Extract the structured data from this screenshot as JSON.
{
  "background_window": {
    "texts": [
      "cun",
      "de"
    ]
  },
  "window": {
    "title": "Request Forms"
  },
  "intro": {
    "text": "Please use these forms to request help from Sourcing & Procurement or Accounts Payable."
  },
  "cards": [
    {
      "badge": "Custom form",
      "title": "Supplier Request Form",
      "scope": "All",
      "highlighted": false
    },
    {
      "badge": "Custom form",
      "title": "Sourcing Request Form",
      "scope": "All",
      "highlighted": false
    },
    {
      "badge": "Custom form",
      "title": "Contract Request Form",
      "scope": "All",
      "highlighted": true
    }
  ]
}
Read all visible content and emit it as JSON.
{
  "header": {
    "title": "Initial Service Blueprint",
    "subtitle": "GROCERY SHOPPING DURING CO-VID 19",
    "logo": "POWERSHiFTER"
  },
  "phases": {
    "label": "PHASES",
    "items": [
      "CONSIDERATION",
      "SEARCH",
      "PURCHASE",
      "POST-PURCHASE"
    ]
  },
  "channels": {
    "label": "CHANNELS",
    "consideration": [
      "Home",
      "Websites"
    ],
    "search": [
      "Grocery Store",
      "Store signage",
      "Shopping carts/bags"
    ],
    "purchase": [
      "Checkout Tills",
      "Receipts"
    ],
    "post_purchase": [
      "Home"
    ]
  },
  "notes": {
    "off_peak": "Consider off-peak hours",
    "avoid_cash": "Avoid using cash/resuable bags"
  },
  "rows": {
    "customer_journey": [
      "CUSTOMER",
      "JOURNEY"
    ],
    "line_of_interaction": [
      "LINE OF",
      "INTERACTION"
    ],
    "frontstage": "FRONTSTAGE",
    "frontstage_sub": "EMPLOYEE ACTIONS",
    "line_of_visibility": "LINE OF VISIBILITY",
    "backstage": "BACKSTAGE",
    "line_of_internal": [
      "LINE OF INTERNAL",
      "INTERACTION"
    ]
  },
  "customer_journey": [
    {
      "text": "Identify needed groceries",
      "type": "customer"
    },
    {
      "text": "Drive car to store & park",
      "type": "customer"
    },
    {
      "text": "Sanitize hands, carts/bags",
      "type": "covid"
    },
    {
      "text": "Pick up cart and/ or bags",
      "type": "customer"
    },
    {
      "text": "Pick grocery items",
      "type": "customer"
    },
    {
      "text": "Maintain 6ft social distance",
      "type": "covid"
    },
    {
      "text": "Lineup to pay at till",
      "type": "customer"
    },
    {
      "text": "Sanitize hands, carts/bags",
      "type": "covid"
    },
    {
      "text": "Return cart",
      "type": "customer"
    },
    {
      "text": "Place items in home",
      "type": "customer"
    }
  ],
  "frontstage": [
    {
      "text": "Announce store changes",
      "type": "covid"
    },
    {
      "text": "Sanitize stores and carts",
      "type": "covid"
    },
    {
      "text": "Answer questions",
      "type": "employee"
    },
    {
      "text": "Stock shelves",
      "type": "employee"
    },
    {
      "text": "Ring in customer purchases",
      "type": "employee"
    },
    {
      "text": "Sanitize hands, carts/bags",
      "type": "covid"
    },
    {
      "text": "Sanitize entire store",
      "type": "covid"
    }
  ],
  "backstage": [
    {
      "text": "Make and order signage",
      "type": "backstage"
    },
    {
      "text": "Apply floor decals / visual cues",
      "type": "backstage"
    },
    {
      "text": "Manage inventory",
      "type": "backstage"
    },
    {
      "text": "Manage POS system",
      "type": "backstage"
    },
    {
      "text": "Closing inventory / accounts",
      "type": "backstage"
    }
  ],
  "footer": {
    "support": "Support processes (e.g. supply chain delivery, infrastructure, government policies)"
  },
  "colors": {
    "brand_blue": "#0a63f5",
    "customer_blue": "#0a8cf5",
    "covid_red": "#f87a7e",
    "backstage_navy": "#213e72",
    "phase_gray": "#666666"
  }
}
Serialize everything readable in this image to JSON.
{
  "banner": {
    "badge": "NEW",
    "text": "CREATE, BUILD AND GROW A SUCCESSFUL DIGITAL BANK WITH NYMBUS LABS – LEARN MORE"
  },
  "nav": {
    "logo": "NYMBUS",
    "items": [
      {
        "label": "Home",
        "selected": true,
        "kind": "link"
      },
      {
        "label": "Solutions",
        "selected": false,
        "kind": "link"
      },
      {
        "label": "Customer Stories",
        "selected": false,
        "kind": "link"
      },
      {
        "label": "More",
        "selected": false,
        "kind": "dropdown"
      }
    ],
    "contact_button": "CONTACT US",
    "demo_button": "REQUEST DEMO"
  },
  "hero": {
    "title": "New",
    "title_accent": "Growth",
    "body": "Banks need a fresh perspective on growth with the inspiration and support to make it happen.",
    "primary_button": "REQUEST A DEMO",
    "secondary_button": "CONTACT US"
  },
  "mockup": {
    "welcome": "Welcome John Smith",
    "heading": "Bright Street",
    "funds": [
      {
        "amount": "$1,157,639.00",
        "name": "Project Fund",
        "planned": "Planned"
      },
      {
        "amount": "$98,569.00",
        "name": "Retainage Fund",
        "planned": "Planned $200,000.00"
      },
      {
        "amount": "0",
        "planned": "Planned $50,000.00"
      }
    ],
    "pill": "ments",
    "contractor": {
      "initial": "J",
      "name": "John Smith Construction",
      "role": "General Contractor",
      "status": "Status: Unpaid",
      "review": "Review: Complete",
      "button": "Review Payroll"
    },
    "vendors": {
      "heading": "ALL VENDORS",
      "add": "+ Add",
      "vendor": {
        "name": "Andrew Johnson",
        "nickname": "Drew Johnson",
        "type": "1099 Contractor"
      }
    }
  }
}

* _EXERCISE REQUIREMENTS_
Every line above needs to be retyped exactly.

* _REPLY TO THE TASK_
Extract the structured data from this screenshot as JSON.
{
  "background_window": {
    "texts": [
      "cun",
      "de"
    ]
  },
  "window": {
    "title": "Request Forms"
  },
  "intro": {
    "text": "Please use these forms to request help from Sourcing & Procurement or Accounts Payable."
  },
  "cards": [
    {
      "badge": "Custom form",
      "title": "Supplier Request Form",
      "scope": "All",
      "highlighted": false
    },
    {
      "badge": "Custom form",
      "title": "Sourcing Request Form",
      "scope": "All",
      "highlighted": false
    },
    {
      "badge": "Custom form",
      "title": "Contract Request Form",
      "scope": "All",
      "highlighted": true
    }
  ]
}
Read all visible content and emit it as JSON.
{
  "header": {
    "title": "Initial Service Blueprint",
    "subtitle": "GROCERY SHOPPING DURING CO-VID 19",
    "logo": "POWERSHiFTER"
  },
  "phases": {
    "label": "PHASES",
    "items": [
      "CONSIDERATION",
      "SEARCH",
      "PURCHASE",
      "POST-PURCHASE"
    ]
  },
  "channels": {
    "label": "CHANNELS",
    "consideration": [
      "Home",
      "Websites"
    ],
    "search": [
      "Grocery Store",
      "Store signage",
      "Shopping carts/bags"
    ],
    "purchase": [
      "Checkout Tills",
      "Receipts"
    ],
    "post_purchase": [
      "Home"
    ]
  },
  "notes": {
    "off_peak": "Consider off-peak hours",
    "avoid_cash": "Avoid using cash/resuable bags"
  },
  "rows": {
    "customer_journey": [
      "CUSTOMER",
      "JOURNEY"
    ],
    "line_of_interaction": [
      "LINE OF",
      "INTERACTION"
    ],
    "frontstage": "FRONTSTAGE",
    "frontstage_sub": "EMPLOYEE ACTIONS",
    "line_of_visibility": "LINE OF VISIBILITY",
    "backstage": "BACKSTAGE",
    "line_of_internal": [
      "LINE OF INTERNAL",
      "INTERACTION"
    ]
  },
  "customer_journey": [
    {
      "text": "Identify needed groceries",
      "type": "customer"
    },
    {
      "text": "Drive car to store & park",
      "type": "customer"
    },
    {
      "text": "Sanitize hands, carts/bags",
      "type": "covid"
    },
    {
      "text": "Pick up cart and/ or bags",
      "type": "customer"
    },
    {
      "text": "Pick grocery items",
      "type": "customer"
    },
    {
      "text": "Maintain 6ft social distance",
      "type": "covid"
    },
    {
      "text": "Lineup to pay at till",
      "type": "customer"
    },
    {
      "text": "Sanitize hands, carts/bags",
      "type": "covid"
    },
    {
      "text": "Return cart",
      "type": "customer"
    },
    {
      "text": "Place items in home",
      "type": "customer"
    }
  ],
  "frontstage": [
    {
      "text": "Announce store changes",
      "type": "covid"
    },
    {
      "text": "Sanitize stores and carts",
      "type": "covid"
    },
    {
      "text": "Answer questions",
      "type": "employee"
    },
    {
      "text": "Stock shelves",
      "type": "employee"
    },
    {
      "text": "Ring in customer purchases",
      "type": "employee"
    },
    {
      "text": "Sanitize hands, carts/bags",
      "type": "covid"
    },
    {
      "text": "Sanitize entire store",
      "type": "covid"
    }
  ],
  "backstage": [
    {
      "text": "Make and order signage",
      "type": "backstage"
    },
    {
      "text": "Apply floor decals / visual cues",
      "type": "backstage"
    },
    {
      "text": "Manage inventory",
      "type": "backstage"
    },
    {
      "text": "Manage POS system",
      "type": "backstage"
    },
    {
      "text": "Closing inventory / accounts",
      "type": "backstage"
    }
  ],
  "footer": {
    "support": "Support processes (e.g. supply chain delivery, infrastructure, government policies)"
  },
  "colors": {
    "brand_blue": "#0a63f5",
    "customer_blue": "#0a8cf5",
    "covid_red": "#f87a7e",
    "backstage_navy": "#213e72",
    "phase_gray": "#666666"
  }
}
Serialize everything readable in this image to JSON.
{
  "banner": {
    "badge": "NEW",
    "text": "CREATE, BUILD AND GROW A SUCCESSFUL DIGITAL BANK WITH NYMBUS LABS – LEARN MORE"
  },
  "nav": {
    "logo": "NYMBUS",
    "items": [
      {
        "label": "Home",
        "selected": true,
        "kind": "link"
      },
      {
        "label": "Solutions",
        "selected": false,
        "kind": "link"
      },
      {
        "label": "Customer Stories",
        "selected": false,
        "kind": "link"
      },
      {
        "label": "More",
        "selected": false,
        "kind": "dropdown"
      }
    ],
    "contact_button": "CONTACT US",
    "demo_button": "REQUEST DEMO"
  },
  "hero": {
    "title": "New",
    "title_accent": "Growth",
    "body": "Banks need a fresh perspective on growth with the inspiration and support to make it happen.",
    "primary_button": "REQUEST A DEMO",
    "secondary_button": "CONTACT US"
  },
  "mockup": {
    "welcome": "Welcome John Smith",
    "heading": "Bright Street",
    "funds": [
      {
        "amount": "$1,157,639.00",
        "name": "Project Fund",
        "planned": "Planned"
      },
      {
        "amount": "$98,569.00",
        "name": "Retainage Fund",
        "planned": "Planned $200,000.00"
      },
      {
        "amount": "0",
        "planned": "Planned $50,000.00"
      }
    ],
    "pill": "ments",
    "contractor": {
      "initial": "J",
      "name": "John Smith Construction",
      "role": "General Contractor",
      "status": "Status: Unpaid",
      "review": "Review: Complete",
      "button": "Review Payroll"
    },
    "vendors": {
      "heading": "ALL VENDORS",
      "add": "+ Add",
      "vendor": {
        "name": "Andrew Johnson",
        "nickname": "Drew Johnson",
        "type": "1099 Contractor"
      }
    }
  }
}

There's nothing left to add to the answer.